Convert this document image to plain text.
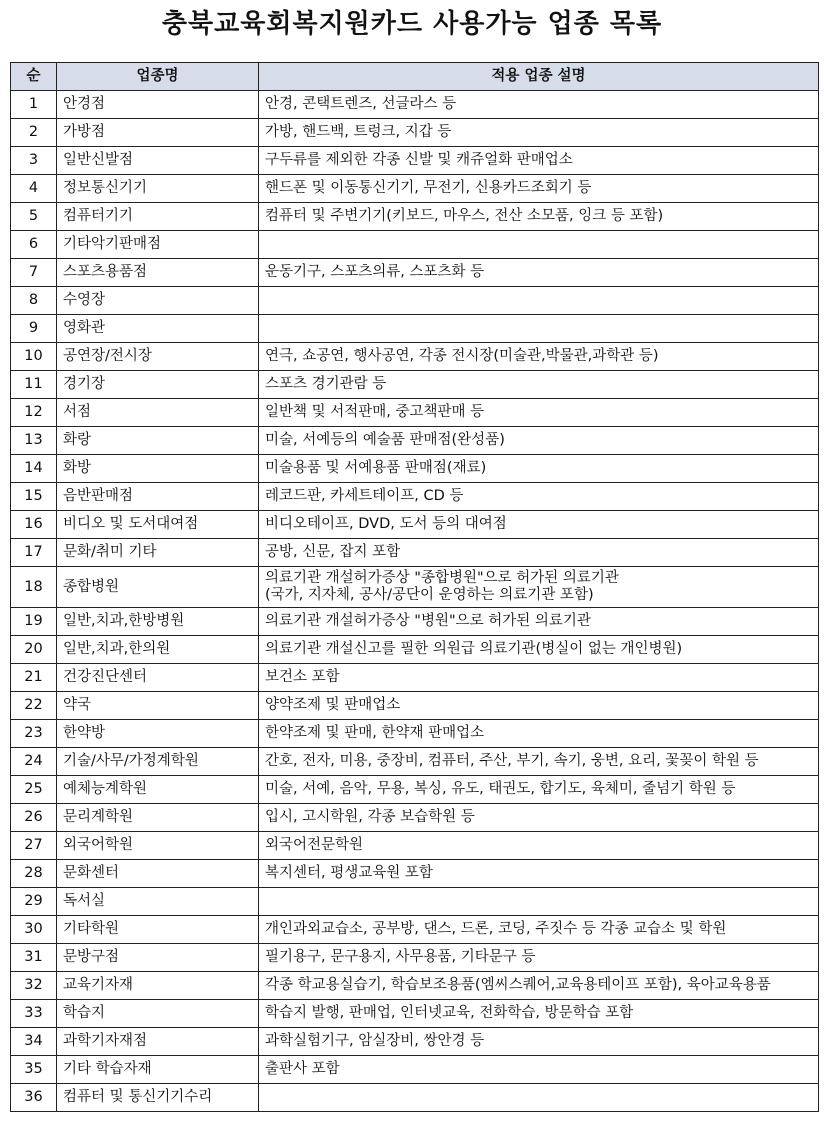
충북교육회복지원카드 사용가능 업종 목록
순	업종명	적용 업종 설명
1	안경점	안경, 콘택트렌즈, 선글라스 등
2	가방점	가방, 핸드백, 트렁크, 지갑 등
3	일반신발점	구두류를 제외한 각종 신발 및 캐쥬얼화 판매업소
4	정보통신기기	핸드폰 및 이동통신기기, 무전기, 신용카드조회기 등
5	컴퓨터기기	컴퓨터 및 주변기기(키보드, 마우스, 전산 소모품, 잉크 등 포함)
6	기타악기판매점	
7	스포츠용품점	운동기구, 스포츠의류, 스포츠화 등
8	수영장	
9	영화관	
10	공연장/전시장	연극, 쇼공연, 행사공연, 각종 전시장(미술관,박물관,과학관 등)
11	경기장	스포츠 경기관람 등
12	서점	일반책 및 서적판매, 중고책판매 등
13	화랑	미술, 서예등의 예술품 판매점(완성품)
14	화방	미술용품 및 서예용품 판매점(재료)
15	음반판매점	레코드판, 카세트테이프, CD 등
16	비디오 및 도서대여점	비디오테이프, DVD, 도서 등의 대여점
17	문화/취미 기타	공방, 신문, 잡지 포함
18	종합병원	의료기관 개설허가증상 "종합병원"으로 허가된 의료기관
(국가, 지자체, 공사/공단이 운영하는 의료기관 포함)

19	일반,치과,한방병원	의료기관 개설허가증상 "병원"으로 허가된 의료기관
20	일반,치과,한의원	의료기관 개설신고를 필한 의원급 의료기관(병실이 없는 개인병원)
21	건강진단센터	보건소 포함
22	약국	양약조제 및 판매업소
23	한약방	한약조제 및 판매, 한약재 판매업소
24	기술/사무/가정계학원	간호, 전자, 미용, 중장비, 컴퓨터, 주산, 부기, 속기, 웅변, 요리, 꽃꽂이 학원 등
25	예체능계학원	미술, 서예, 음악, 무용, 복싱, 유도, 태권도, 합기도, 육체미, 줄넘기 학원 등
26	문리계학원	입시, 고시학원, 각종 보습학원 등
27	외국어학원	외국어전문학원
28	문화센터	복지센터, 평생교육원 포함
29	독서실	
30	기타학원	개인과외교습소, 공부방, 댄스, 드론, 코딩, 주짓수 등 각종 교습소 및 학원
31	문방구점	필기용구, 문구용지, 사무용품, 기타문구 등
32	교육기자재	각종 학교용실습기, 학습보조용품(엠씨스퀘어,교육용테이프 포함), 육아교육용품
33	학습지	학습지 발행, 판매업, 인터넷교육, 전화학습, 방문학습 포함
34	과학기자재점	과학실험기구, 암실장비, 쌍안경 등
35	기타 학습자재	출판사 포함
36	컴퓨터 및 통신기기수리	
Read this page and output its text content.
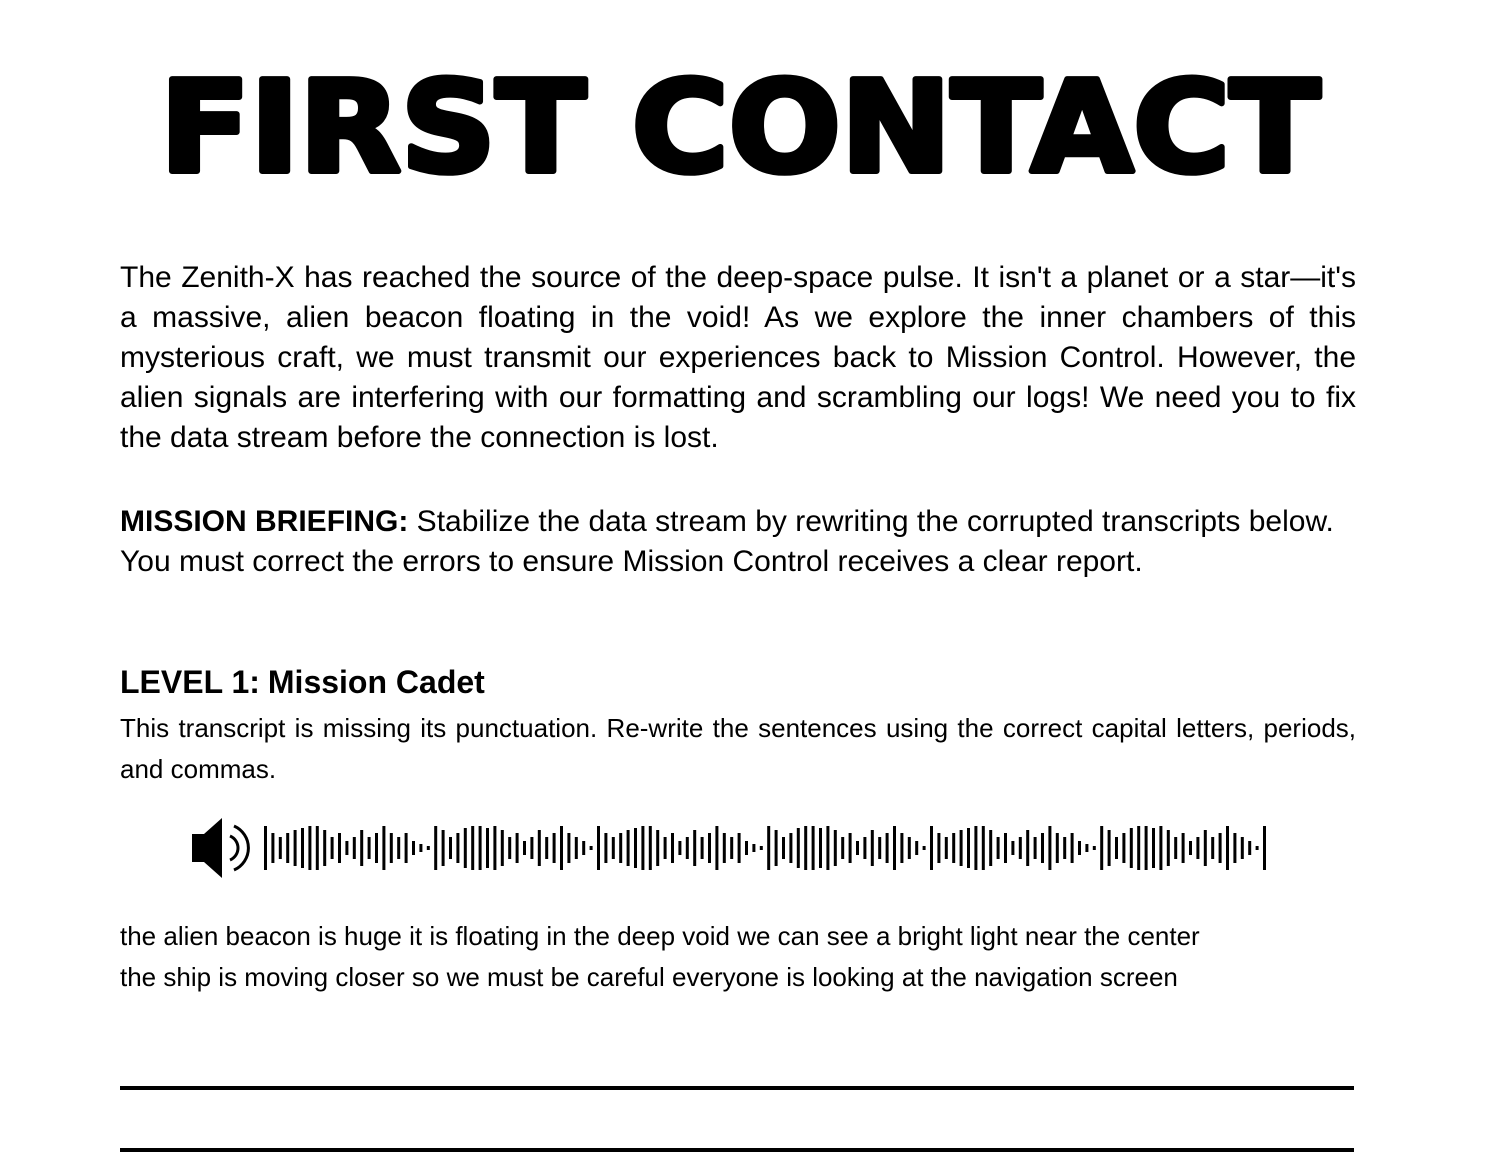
FIRST CONTACT

The Zenith-X has reached the source of the deep-space pulse. It isn't a planet or a star—it's a massive, alien beacon floating in the void! As we explore the inner chambers of this mysterious craft, we must transmit our experiences back to Mission Control. However, the alien signals are interfering with our formatting and scrambling our logs! We need you to fix the data stream before the connection is lost.

MISSION BRIEFING: Stabilize the data stream by rewriting the corrupted transcripts below. You must correct the errors to ensure Mission Control receives a clear report.

LEVEL 1: Mission Cadet

This transcript is missing its punctuation. Re-write the sentences using the correct capital letters, periods, and commas.

the alien beacon is huge it is floating in the deep void we can see a bright light near the center
the ship is moving closer so we must be careful everyone is looking at the navigation screen
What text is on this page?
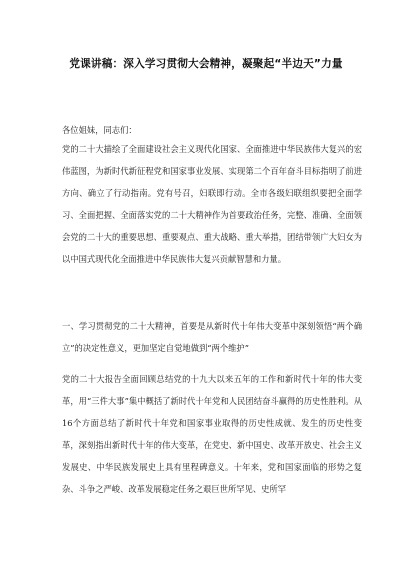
党课讲稿：深入学习贯彻大会精神，凝聚起“半边天”力量
各位姐妹，同志们：

党的二十大描绘了全面建设社会主义现代化国家、全面推进中华民族伟大复兴的宏伟蓝图，为新时代新征程党和国家事业发展、实现第二个百年奋斗目标指明了前进方向、确立了行动指南。党有号召，妇联即行动。全市各级妇联组织要把全面学习、全面把握、全面落实党的二十大精神作为首要政治任务，完整、准确、全面领会党的二十大的重要思想、重要观点、重大战略、重大举措，团结带领广大妇女为以中国式现代化全面推进中华民族伟大复兴贡献智慧和力量。

一、学习贯彻党的二十大精神，首要是从新时代十年伟大变革中深刻领悟“两个确立”的决定性意义，更加坚定自觉地做到“两个维护”

党的二十大报告全面回顾总结党的十九大以来五年的工作和新时代十年的伟大变革，用“三件大事”集中概括了新时代十年党和人民团结奋斗赢得的历史性胜利。从16个方面总结了新时代十年党和国家事业取得的历史性成就、发生的历史性变革，深刻指出新时代十年的伟大变革，在党史、新中国史、改革开放史、社会主义发展史、中华民族发展史上具有里程碑意义。十年来，党和国家面临的形势之复杂、斗争之严峻、改革发展稳定任务之艰巨世所罕见、史所罕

****************************************

» PROBLEM REQUIREMENTS
Leave out all images, then reproduce the entries above exactly.

» ANSWER FOR THE TASK
Convert this document image to plain text.
충북교육회복지원카드 사용가능 업종 목록
순	업종명	적용 업종 설명
1	안경점	안경, 콘택트렌즈, 선글라스 등
2	가방점	가방, 핸드백, 트렁크, 지갑 등
3	일반신발점	구두류를 제외한 각종 신발 및 캐쥬얼화 판매업소
4	정보통신기기	핸드폰 및 이동통신기기, 무전기, 신용카드조회기 등
5	컴퓨터기기	컴퓨터 및 주변기기(키보드, 마우스, 전산 소모품, 잉크 등 포함)
6	기타악기판매점	
7	스포츠용품점	운동기구, 스포츠의류, 스포츠화 등
8	수영장	
9	영화관	
10	공연장/전시장	연극, 쇼공연, 행사공연, 각종 전시장(미술관,박물관,과학관 등)
11	경기장	스포츠 경기관람 등
12	서점	일반책 및 서적판매, 중고책판매 등
13	화랑	미술, 서예등의 예술품 판매점(완성품)
14	화방	미술용품 및 서예용품 판매점(재료)
15	음반판매점	레코드판, 카세트테이프, CD 등
16	비디오 및 도서대여점	비디오테이프, DVD, 도서 등의 대여점
17	문화/취미 기타	공방, 신문, 잡지 포함
18	종합병원	의료기관 개설허가증상 "종합병원"으로 허가된 의료기관
(국가, 지자체, 공사/공단이 운영하는 의료기관 포함)

19	일반,치과,한방병원	의료기관 개설허가증상 "병원"으로 허가된 의료기관
20	일반,치과,한의원	의료기관 개설신고를 필한 의원급 의료기관(병실이 없는 개인병원)
21	건강진단센터	보건소 포함
22	약국	양약조제 및 판매업소
23	한약방	한약조제 및 판매, 한약재 판매업소
24	기술/사무/가정계학원	간호, 전자, 미용, 중장비, 컴퓨터, 주산, 부기, 속기, 웅변, 요리, 꽃꽂이 학원 등
25	예체능계학원	미술, 서예, 음악, 무용, 복싱, 유도, 태권도, 합기도, 육체미, 줄넘기 학원 등
26	문리계학원	입시, 고시학원, 각종 보습학원 등
27	외국어학원	외국어전문학원
28	문화센터	복지센터, 평생교육원 포함
29	독서실	
30	기타학원	개인과외교습소, 공부방, 댄스, 드론, 코딩, 주짓수 등 각종 교습소 및 학원
31	문방구점	필기용구, 문구용지, 사무용품, 기타문구 등
32	교육기자재	각종 학교용실습기, 학습보조용품(엠씨스퀘어,교육용테이프 포함), 육아교육용품
33	학습지	학습지 발행, 판매업, 인터넷교육, 전화학습, 방문학습 포함
34	과학기자재점	과학실험기구, 암실장비, 쌍안경 등
35	기타 학습자재	출판사 포함
36	컴퓨터 및 통신기기수리	
Read this page and output its text content.
FIRST CONTACT

The Zenith-X has reached the source of the deep-space pulse. It isn't a planet or a star—it's a massive, alien beacon floating in the void! As we explore the inner chambers of this mysterious craft, we must transmit our experiences back to Mission Control. However, the alien signals are interfering with our formatting and scrambling our logs! We need you to fix the data stream before the connection is lost.

MISSION BRIEFING: Stabilize the data stream by rewriting the corrupted transcripts below. You must correct the errors to ensure Mission Control receives a clear report.

LEVEL 1: Mission Cadet

This transcript is missing its punctuation. Re-write the sentences using the correct capital letters, periods, and commas.

the alien beacon is huge it is floating in the deep void we can see a bright light near the center
the ship is moving closer so we must be careful everyone is looking at the navigation screen
What text is on this page?
党课讲稿：深入学习贯彻大会精神，凝聚起“半边天”力量
各位姐妹，同志们：

党的二十大描绘了全面建设社会主义现代化国家、全面推进中华民族伟大复兴的宏伟蓝图，为新时代新征程党和国家事业发展、实现第二个百年奋斗目标指明了前进方向、确立了行动指南。党有号召，妇联即行动。全市各级妇联组织要把全面学习、全面把握、全面落实党的二十大精神作为首要政治任务，完整、准确、全面领会党的二十大的重要思想、重要观点、重大战略、重大举措，团结带领广大妇女为以中国式现代化全面推进中华民族伟大复兴贡献智慧和力量。

一、学习贯彻党的二十大精神，首要是从新时代十年伟大变革中深刻领悟“两个确立”的决定性意义，更加坚定自觉地做到“两个维护”

党的二十大报告全面回顾总结党的十九大以来五年的工作和新时代十年的伟大变革，用“三件大事”集中概括了新时代十年党和人民团结奋斗赢得的历史性胜利。从16个方面总结了新时代十年党和国家事业取得的历史性成就、发生的历史性变革，深刻指出新时代十年的伟大变革，在党史、新中国史、改革开放史、社会主义发展史、中华民族发展史上具有里程碑意义。十年来，党和国家面临的形势之复杂、斗争之严峻、改革发展稳定任务之艰巨世所罕见、史所罕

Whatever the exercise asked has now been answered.